▶ [Provided records]

──────

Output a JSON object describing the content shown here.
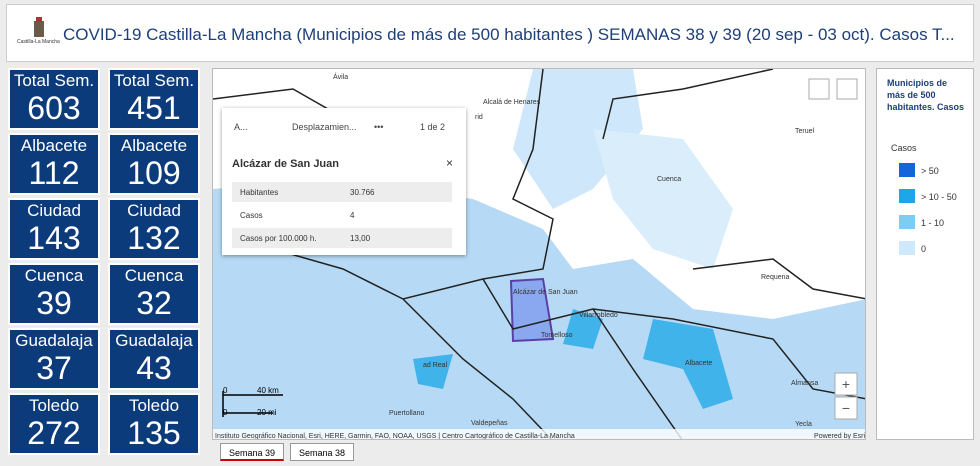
{
  "header": {
    "logo_text": "Castilla-La Mancha",
    "title": "COVID-19 Castilla-La Mancha (Municipios de más de 500 habitantes ) SEMANAS 38 y 39 (20 sep - 03 oct). Casos T..."
  },
  "tiles": [
    {
      "label": "Total Sem.",
      "value": "603"
    },
    {
      "label": "Total Sem.",
      "value": "451"
    },
    {
      "label": "Albacete",
      "value": "112"
    },
    {
      "label": "Albacete",
      "value": "109"
    },
    {
      "label": "Ciudad",
      "value": "143"
    },
    {
      "label": "Ciudad",
      "value": "132"
    },
    {
      "label": "Cuenca",
      "value": "39"
    },
    {
      "label": "Cuenca",
      "value": "32"
    },
    {
      "label": "Guadalaja",
      "value": "37"
    },
    {
      "label": "Guadalaja",
      "value": "43"
    },
    {
      "label": "Toledo",
      "value": "272"
    },
    {
      "label": "Toledo",
      "value": "135"
    }
  ],
  "popup": {
    "toolbar": [
      "A...",
      "Desplazamien...",
      "•••",
      "1 de 2"
    ],
    "title": "Alcázar de San Juan",
    "rows": [
      [
        "Habitantes",
        "30.766"
      ],
      [
        "Casos",
        "4"
      ],
      [
        "Casos por 100.000 h.",
        "13,00"
      ]
    ]
  },
  "map": {
    "places": [
      "Ávila",
      "Alcalá de Henares",
      "rid",
      "Teruel",
      "Cuenca",
      "Requena",
      "Alcázar de San Juan",
      "Tomelloso",
      "Villarrobledo",
      "Albacete",
      "Almansa",
      "ad Real",
      "Valdepeñas",
      "Puertollano",
      "Yecla"
    ],
    "scale": [
      "0",
      "40 km",
      "0",
      "20 mi"
    ],
    "attribution": "Instituto Geográfico Nacional, Esri, HERE, Garmin, FAO, NOAA, USGS | Centro Cartográfico de Castilla-La Mancha",
    "powered": "Powered by Esri",
    "zoom": [
      "+",
      "−"
    ]
  },
  "legend": {
    "title": "Municipios de más de 500 habitantes. Casos",
    "subtitle": "Casos",
    "items": [
      "> 50",
      "> 10 - 50",
      "1 - 10",
      "0"
    ]
  },
  "tabs": [
    "Semana 39",
    "Semana 38"
  ]
}
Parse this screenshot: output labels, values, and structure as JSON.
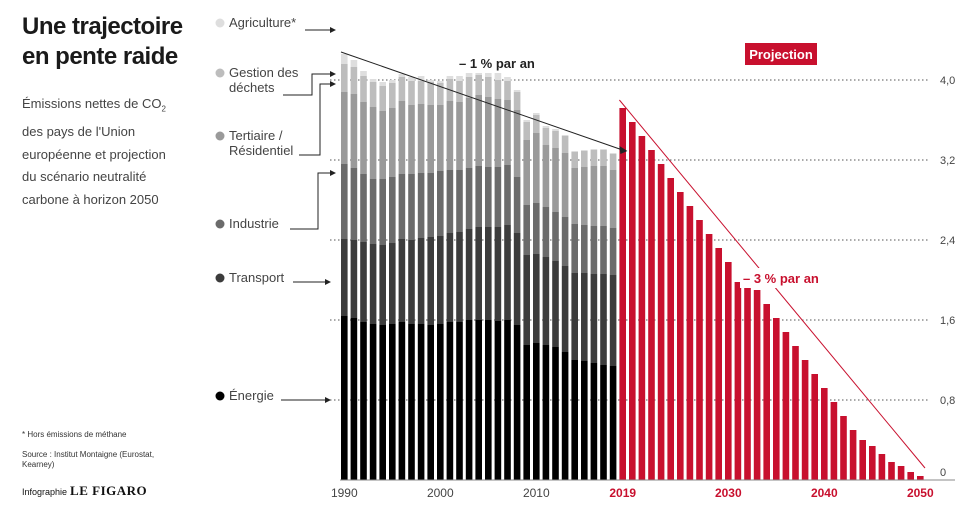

──────

▶ [Work instructions] Write the entries above out again exactly, but not the pictures.

▶ [Complete answer]
Output a JSON object describing the content shown here.
{
  "header": {
    "logo_text": "Castilla-La Mancha",
    "title": "COVID-19 Castilla-La Mancha (Municipios de más de 500 habitantes ) SEMANAS 38 y 39 (20 sep - 03 oct). Casos T..."
  },
  "tiles": [
    {
      "label": "Total Sem.",
      "value": "603"
    },
    {
      "label": "Total Sem.",
      "value": "451"
    },
    {
      "label": "Albacete",
      "value": "112"
    },
    {
      "label": "Albacete",
      "value": "109"
    },
    {
      "label": "Ciudad",
      "value": "143"
    },
    {
      "label": "Ciudad",
      "value": "132"
    },
    {
      "label": "Cuenca",
      "value": "39"
    },
    {
      "label": "Cuenca",
      "value": "32"
    },
    {
      "label": "Guadalaja",
      "value": "37"
    },
    {
      "label": "Guadalaja",
      "value": "43"
    },
    {
      "label": "Toledo",
      "value": "272"
    },
    {
      "label": "Toledo",
      "value": "135"
    }
  ],
  "popup": {
    "toolbar": [
      "A...",
      "Desplazamien...",
      "•••",
      "1 de 2"
    ],
    "title": "Alcázar de San Juan",
    "rows": [
      [
        "Habitantes",
        "30.766"
      ],
      [
        "Casos",
        "4"
      ],
      [
        "Casos por 100.000 h.",
        "13,00"
      ]
    ]
  },
  "map": {
    "places": [
      "Ávila",
      "Alcalá de Henares",
      "rid",
      "Teruel",
      "Cuenca",
      "Requena",
      "Alcázar de San Juan",
      "Tomelloso",
      "Villarrobledo",
      "Albacete",
      "Almansa",
      "ad Real",
      "Valdepeñas",
      "Puertollano",
      "Yecla"
    ],
    "scale": [
      "0",
      "40 km",
      "0",
      "20 mi"
    ],
    "attribution": "Instituto Geográfico Nacional, Esri, HERE, Garmin, FAO, NOAA, USGS | Centro Cartográfico de Castilla-La Mancha",
    "powered": "Powered by Esri",
    "zoom": [
      "+",
      "−"
    ]
  },
  "legend": {
    "title": "Municipios de más de 500 habitantes. Casos",
    "subtitle": "Casos",
    "items": [
      "> 50",
      "> 10 - 50",
      "1 - 10",
      "0"
    ]
  },
  "tabs": [
    "Semana 39",
    "Semana 38"
  ]
}
Parse this screenshot: output labels, values, and structure as JSON.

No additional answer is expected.